— start EXCERPT TO READ —

If you accept the premise that the classifiers should be represented in the treebank, I think you have two or three options:

  1. Make them into tokens, as you suggest
  2. Fold them into feature annotations on the lexemes they categorize
  3. (this is a variant of 1, you could use MWTs and ignore the classifier in the MWT token, but realize it in the analyzed subtokens)

The first option brings written Egyptian in line with languages that have phonologically verbalized classifiers, like Chinese or Japanese. The second is more of a compromise, saying something like "I want to preserve this information so I'll annotate it, but these aren't exactly words in the language". Both have merits, but maybe I like 2. a little more, since it allows you to 'have your cake and eat it'. Additionally, 2. introduces ways of encoding word-internal classifiers without disrupting the syntax tree.

Option 3. is sort of a sub-version of 1., but I think it's maybe the most confusing thing to do. It allows you to say "on a plain words level, Egyptian has no classifiers, but underlyingly in some re-analyzed form, they are there". This is maybe similar to saying "French really only has an over word 'au', but underlyingly we can think the words 'a' and 'le' are in there. The difference is that French really does utter words like 'a' and 'le' in other environments, and the Egyptian classifiers in question are presumed to be totally unpronounced.

Finally, regarding what notation to use for the classifier, I would prefer something graphemic over semantics ([SKY]) or pseudo-phonological, since semantics are debatable (and not always knows as you say), and phonology is not really relevant here - plus some hieroglyphs have multiple pronunciations. So in sum, I would say Gardiner codes make the most sense, since hieroglyphs are guaranteed to have those and it just represents the data, with minimal interpretation. Just my 2c of course!

@dan-zeman
Copy link
Member

My first impression is that this is a different usage of the term classifier from the one used in UD. Here it is mostly about the writing system, so it is not part of the language proper (because it would not be pronounced). This should be documented as yet another case where established language-specific terminology clashes with the crosslinguistic terminology in UD, and the Egyptian classifiers should then either get a different term, or be always qualified by an adjective to avoid confusion.

— end EXCERPT TO READ —
— start RECORDED INFORMATION —

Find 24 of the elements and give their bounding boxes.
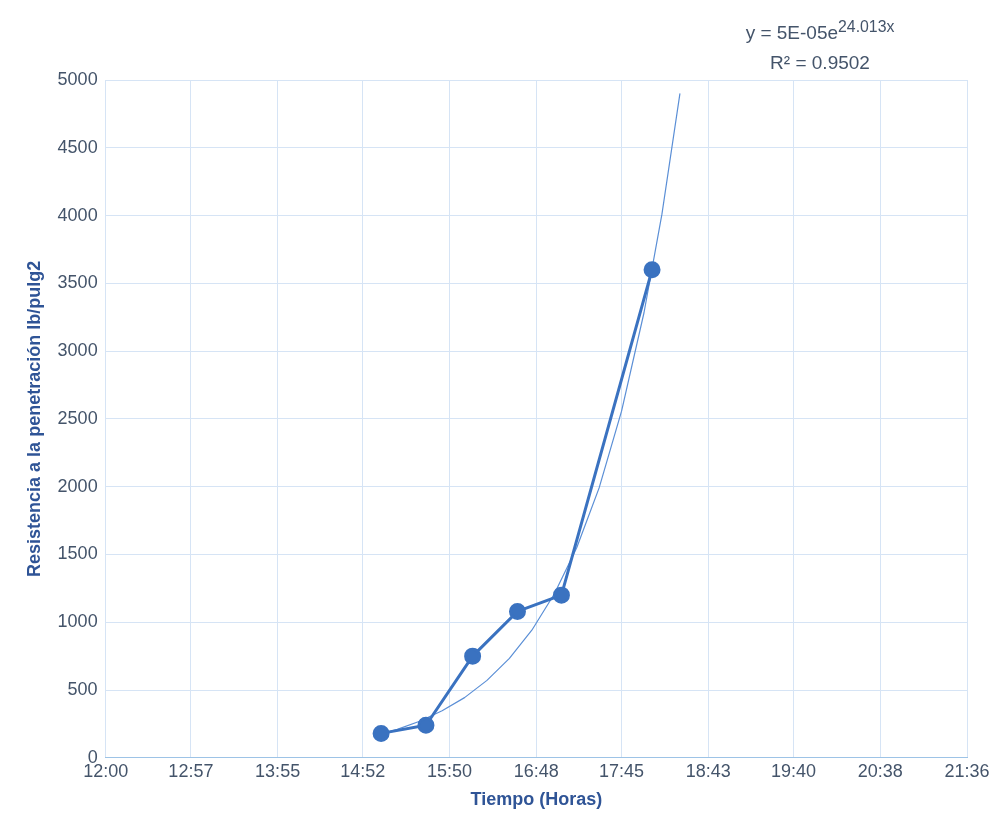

— end RECORDED INFORMATION —

*SHORT PROBLEM*: For each statement below, say yes or no to whether it agrees with the thread on Egyptian classifiers, and quote the deciding words: (a) the first writer thinks Gardiner codes make the most sense for noting a classifier; (b) the first writer calls option 3 the least confusing choice; (c) dan-zeman says the classifiers would be pronounced.

*REPLY*:
(a) Yes: "I would say Gardiner codes make the most sense"
(b) No: "I think it's maybe the most confusing thing to do"
(c) No: "it is not part of the language proper (because it would not be pronounced)"